#### Exercise aim
Can you reproduce the data beneath, keeping every line exact?

#### Extracted records
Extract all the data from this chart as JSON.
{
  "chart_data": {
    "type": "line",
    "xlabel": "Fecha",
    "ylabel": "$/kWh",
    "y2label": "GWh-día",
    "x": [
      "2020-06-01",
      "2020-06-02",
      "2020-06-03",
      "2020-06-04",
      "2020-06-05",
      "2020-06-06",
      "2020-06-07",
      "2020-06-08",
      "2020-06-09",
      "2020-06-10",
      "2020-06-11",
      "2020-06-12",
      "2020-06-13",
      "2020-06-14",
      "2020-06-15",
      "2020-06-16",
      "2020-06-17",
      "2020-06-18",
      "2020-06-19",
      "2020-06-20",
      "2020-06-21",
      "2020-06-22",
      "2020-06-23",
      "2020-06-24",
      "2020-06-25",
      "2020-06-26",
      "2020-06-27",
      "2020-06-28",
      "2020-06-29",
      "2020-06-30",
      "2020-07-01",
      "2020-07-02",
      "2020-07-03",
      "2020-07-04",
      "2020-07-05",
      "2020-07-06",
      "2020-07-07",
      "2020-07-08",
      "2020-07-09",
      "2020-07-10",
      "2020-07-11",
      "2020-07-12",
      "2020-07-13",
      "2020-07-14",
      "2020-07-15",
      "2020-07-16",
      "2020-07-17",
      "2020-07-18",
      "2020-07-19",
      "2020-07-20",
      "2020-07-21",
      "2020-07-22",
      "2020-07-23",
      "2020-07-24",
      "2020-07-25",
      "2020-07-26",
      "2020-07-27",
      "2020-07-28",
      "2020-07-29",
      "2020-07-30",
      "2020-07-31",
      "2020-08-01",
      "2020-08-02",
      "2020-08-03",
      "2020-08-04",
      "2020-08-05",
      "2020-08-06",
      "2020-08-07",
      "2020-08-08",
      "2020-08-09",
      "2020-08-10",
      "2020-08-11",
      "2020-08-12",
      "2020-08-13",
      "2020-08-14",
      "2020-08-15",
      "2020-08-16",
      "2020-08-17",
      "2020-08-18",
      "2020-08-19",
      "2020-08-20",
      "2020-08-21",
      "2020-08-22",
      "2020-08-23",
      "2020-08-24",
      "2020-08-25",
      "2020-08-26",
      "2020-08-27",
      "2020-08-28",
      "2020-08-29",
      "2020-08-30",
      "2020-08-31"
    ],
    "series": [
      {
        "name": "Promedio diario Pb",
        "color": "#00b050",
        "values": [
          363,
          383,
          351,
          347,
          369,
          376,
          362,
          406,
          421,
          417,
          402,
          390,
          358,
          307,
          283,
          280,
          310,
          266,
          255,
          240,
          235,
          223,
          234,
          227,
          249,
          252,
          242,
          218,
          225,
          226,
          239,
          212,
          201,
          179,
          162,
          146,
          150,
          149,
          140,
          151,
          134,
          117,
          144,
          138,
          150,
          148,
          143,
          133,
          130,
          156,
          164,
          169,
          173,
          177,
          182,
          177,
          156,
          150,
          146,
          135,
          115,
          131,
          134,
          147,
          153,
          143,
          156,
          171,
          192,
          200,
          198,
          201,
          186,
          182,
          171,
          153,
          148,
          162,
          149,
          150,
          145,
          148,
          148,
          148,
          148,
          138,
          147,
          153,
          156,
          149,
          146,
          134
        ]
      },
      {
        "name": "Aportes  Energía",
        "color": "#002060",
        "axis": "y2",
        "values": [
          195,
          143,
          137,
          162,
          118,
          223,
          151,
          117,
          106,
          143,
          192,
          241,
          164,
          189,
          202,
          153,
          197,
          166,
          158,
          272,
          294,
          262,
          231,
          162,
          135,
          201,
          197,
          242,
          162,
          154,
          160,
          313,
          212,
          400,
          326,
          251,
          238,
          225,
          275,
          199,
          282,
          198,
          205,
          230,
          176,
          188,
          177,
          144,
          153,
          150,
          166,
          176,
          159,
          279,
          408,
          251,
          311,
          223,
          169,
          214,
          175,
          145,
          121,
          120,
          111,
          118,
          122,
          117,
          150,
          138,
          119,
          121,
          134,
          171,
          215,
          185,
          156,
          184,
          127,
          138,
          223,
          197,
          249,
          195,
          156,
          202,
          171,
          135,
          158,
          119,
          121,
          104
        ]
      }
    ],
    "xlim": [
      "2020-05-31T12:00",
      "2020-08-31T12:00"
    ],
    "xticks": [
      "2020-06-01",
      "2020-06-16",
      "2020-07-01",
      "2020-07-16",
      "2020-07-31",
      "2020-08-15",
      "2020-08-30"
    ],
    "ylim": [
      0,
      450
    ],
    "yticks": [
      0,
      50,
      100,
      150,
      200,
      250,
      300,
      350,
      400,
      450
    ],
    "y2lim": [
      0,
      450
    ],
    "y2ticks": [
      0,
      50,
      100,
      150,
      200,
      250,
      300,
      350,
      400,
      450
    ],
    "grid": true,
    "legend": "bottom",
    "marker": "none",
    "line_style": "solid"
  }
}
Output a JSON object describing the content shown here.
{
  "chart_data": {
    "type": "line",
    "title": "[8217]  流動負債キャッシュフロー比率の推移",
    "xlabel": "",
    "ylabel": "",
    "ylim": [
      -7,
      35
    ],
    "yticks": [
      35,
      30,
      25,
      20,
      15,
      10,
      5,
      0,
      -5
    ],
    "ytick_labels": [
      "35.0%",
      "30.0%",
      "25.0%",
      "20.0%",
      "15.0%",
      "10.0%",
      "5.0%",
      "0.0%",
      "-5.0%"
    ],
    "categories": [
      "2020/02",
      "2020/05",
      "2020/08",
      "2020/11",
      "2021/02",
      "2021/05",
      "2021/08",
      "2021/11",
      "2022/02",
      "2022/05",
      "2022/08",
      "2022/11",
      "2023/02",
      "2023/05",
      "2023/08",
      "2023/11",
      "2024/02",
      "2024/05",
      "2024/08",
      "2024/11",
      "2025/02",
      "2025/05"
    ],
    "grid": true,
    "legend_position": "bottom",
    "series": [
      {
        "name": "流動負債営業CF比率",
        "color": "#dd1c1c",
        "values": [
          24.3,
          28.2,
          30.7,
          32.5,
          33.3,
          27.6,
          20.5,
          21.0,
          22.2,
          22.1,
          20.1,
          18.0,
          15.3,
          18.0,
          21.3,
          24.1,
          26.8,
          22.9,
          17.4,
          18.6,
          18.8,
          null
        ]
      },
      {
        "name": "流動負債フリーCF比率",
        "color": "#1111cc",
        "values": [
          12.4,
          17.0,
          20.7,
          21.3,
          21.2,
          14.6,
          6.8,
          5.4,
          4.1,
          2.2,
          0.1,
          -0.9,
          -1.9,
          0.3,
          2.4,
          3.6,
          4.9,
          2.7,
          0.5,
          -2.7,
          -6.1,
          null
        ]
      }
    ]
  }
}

#### Response to this exercise
Extract all the data from this chart as JSON.
{
  "chart_data": {
    "type": "line",
    "xlabel": "Fecha",
    "ylabel": "$/kWh",
    "y2label": "GWh-día",
    "x": [
      "2020-06-01",
      "2020-06-02",
      "2020-06-03",
      "2020-06-04",
      "2020-06-05",
      "2020-06-06",
      "2020-06-07",
      "2020-06-08",
      "2020-06-09",
      "2020-06-10",
      "2020-06-11",
      "2020-06-12",
      "2020-06-13",
      "2020-06-14",
      "2020-06-15",
      "2020-06-16",
      "2020-06-17",
      "2020-06-18",
      "2020-06-19",
      "2020-06-20",
      "2020-06-21",
      "2020-06-22",
      "2020-06-23",
      "2020-06-24",
      "2020-06-25",
      "2020-06-26",
      "2020-06-27",
      "2020-06-28",
      "2020-06-29",
      "2020-06-30",
      "2020-07-01",
      "2020-07-02",
      "2020-07-03",
      "2020-07-04",
      "2020-07-05",
      "2020-07-06",
      "2020-07-07",
      "2020-07-08",
      "2020-07-09",
      "2020-07-10",
      "2020-07-11",
      "2020-07-12",
      "2020-07-13",
      "2020-07-14",
      "2020-07-15",
      "2020-07-16",
      "2020-07-17",
      "2020-07-18",
      "2020-07-19",
      "2020-07-20",
      "2020-07-21",
      "2020-07-22",
      "2020-07-23",
      "2020-07-24",
      "2020-07-25",
      "2020-07-26",
      "2020-07-27",
      "2020-07-28",
      "2020-07-29",
      "2020-07-30",
      "2020-07-31",
      "2020-08-01",
      "2020-08-02",
      "2020-08-03",
      "2020-08-04",
      "2020-08-05",
      "2020-08-06",
      "2020-08-07",
      "2020-08-08",
      "2020-08-09",
      "2020-08-10",
      "2020-08-11",
      "2020-08-12",
      "2020-08-13",
      "2020-08-14",
      "2020-08-15",
      "2020-08-16",
      "2020-08-17",
      "2020-08-18",
      "2020-08-19",
      "2020-08-20",
      "2020-08-21",
      "2020-08-22",
      "2020-08-23",
      "2020-08-24",
      "2020-08-25",
      "2020-08-26",
      "2020-08-27",
      "2020-08-28",
      "2020-08-29",
      "2020-08-30",
      "2020-08-31"
    ],
    "series": [
      {
        "name": "Promedio diario Pb",
        "color": "#00b050",
        "values": [
          363,
          383,
          351,
          347,
          369,
          376,
          362,
          406,
          421,
          417,
          402,
          390,
          358,
          307,
          283,
          280,
          310,
          266,
          255,
          240,
          235,
          223,
          234,
          227,
          249,
          252,
          242,
          218,
          225,
          226,
          239,
          212,
          201,
          179,
          162,
          146,
          150,
          149,
          140,
          151,
          134,
          117,
          144,
          138,
          150,
          148,
          143,
          133,
          130,
          156,
          164,
          169,
          173,
          177,
          182,
          177,
          156,
          150,
          146,
          135,
          115,
          131,
          134,
          147,
          153,
          143,
          156,
          171,
          192,
          200,
          198,
          201,
          186,
          182,
          171,
          153,
          148,
          162,
          149,
          150,
          145,
          148,
          148,
          148,
          148,
          138,
          147,
          153,
          156,
          149,
          146,
          134
        ]
      },
      {
        "name": "Aportes  Energía",
        "color": "#002060",
        "axis": "y2",
        "values": [
          195,
          143,
          137,
          162,
          118,
          223,
          151,
          117,
          106,
          143,
          192,
          241,
          164,
          189,
          202,
          153,
          197,
          166,
          158,
          272,
          294,
          262,
          231,
          162,
          135,
          201,
          197,
          242,
          162,
          154,
          160,
          313,
          212,
          400,
          326,
          251,
          238,
          225,
          275,
          199,
          282,
          198,
          205,
          230,
          176,
          188,
          177,
          144,
          153,
          150,
          166,
          176,
          159,
          279,
          408,
          251,
          311,
          223,
          169,
          214,
          175,
          145,
          121,
          120,
          111,
          118,
          122,
          117,
          150,
          138,
          119,
          121,
          134,
          171,
          215,
          185,
          156,
          184,
          127,
          138,
          223,
          197,
          249,
          195,
          156,
          202,
          171,
          135,
          158,
          119,
          121,
          104
        ]
      }
    ],
    "xlim": [
      "2020-05-31T12:00",
      "2020-08-31T12:00"
    ],
    "xticks": [
      "2020-06-01",
      "2020-06-16",
      "2020-07-01",
      "2020-07-16",
      "2020-07-31",
      "2020-08-15",
      "2020-08-30"
    ],
    "ylim": [
      0,
      450
    ],
    "yticks": [
      0,
      50,
      100,
      150,
      200,
      250,
      300,
      350,
      400,
      450
    ],
    "y2lim": [
      0,
      450
    ],
    "y2ticks": [
      0,
      50,
      100,
      150,
      200,
      250,
      300,
      350,
      400,
      450
    ],
    "grid": true,
    "legend": "bottom",
    "marker": "none",
    "line_style": "solid"
  }
}
Output a JSON object describing the content shown here.
{
  "chart_data": {
    "type": "line",
    "title": "[8217]  流動負債キャッシュフロー比率の推移",
    "xlabel": "",
    "ylabel": "",
    "ylim": [
      -7,
      35
    ],
    "yticks": [
      35,
      30,
      25,
      20,
      15,
      10,
      5,
      0,
      -5
    ],
    "ytick_labels": [
      "35.0%",
      "30.0%",
      "25.0%",
      "20.0%",
      "15.0%",
      "10.0%",
      "5.0%",
      "0.0%",
      "-5.0%"
    ],
    "categories": [
      "2020/02",
      "2020/05",
      "2020/08",
      "2020/11",
      "2021/02",
      "2021/05",
      "2021/08",
      "2021/11",
      "2022/02",
      "2022/05",
      "2022/08",
      "2022/11",
      "2023/02",
      "2023/05",
      "2023/08",
      "2023/11",
      "2024/02",
      "2024/05",
      "2024/08",
      "2024/11",
      "2025/02",
      "2025/05"
    ],
    "grid": true,
    "legend_position": "bottom",
    "series": [
      {
        "name": "流動負債営業CF比率",
        "color": "#dd1c1c",
        "values": [
          24.3,
          28.2,
          30.7,
          32.5,
          33.3,
          27.6,
          20.5,
          21.0,
          22.2,
          22.1,
          20.1,
          18.0,
          15.3,
          18.0,
          21.3,
          24.1,
          26.8,
          22.9,
          17.4,
          18.6,
          18.8,
          null
        ]
      },
      {
        "name": "流動負債フリーCF比率",
        "color": "#1111cc",
        "values": [
          12.4,
          17.0,
          20.7,
          21.3,
          21.2,
          14.6,
          6.8,
          5.4,
          4.1,
          2.2,
          0.1,
          -0.9,
          -1.9,
          0.3,
          2.4,
          3.6,
          4.9,
          2.7,
          0.5,
          -2.7,
          -6.1,
          null
        ]
      }
    ]
  }
}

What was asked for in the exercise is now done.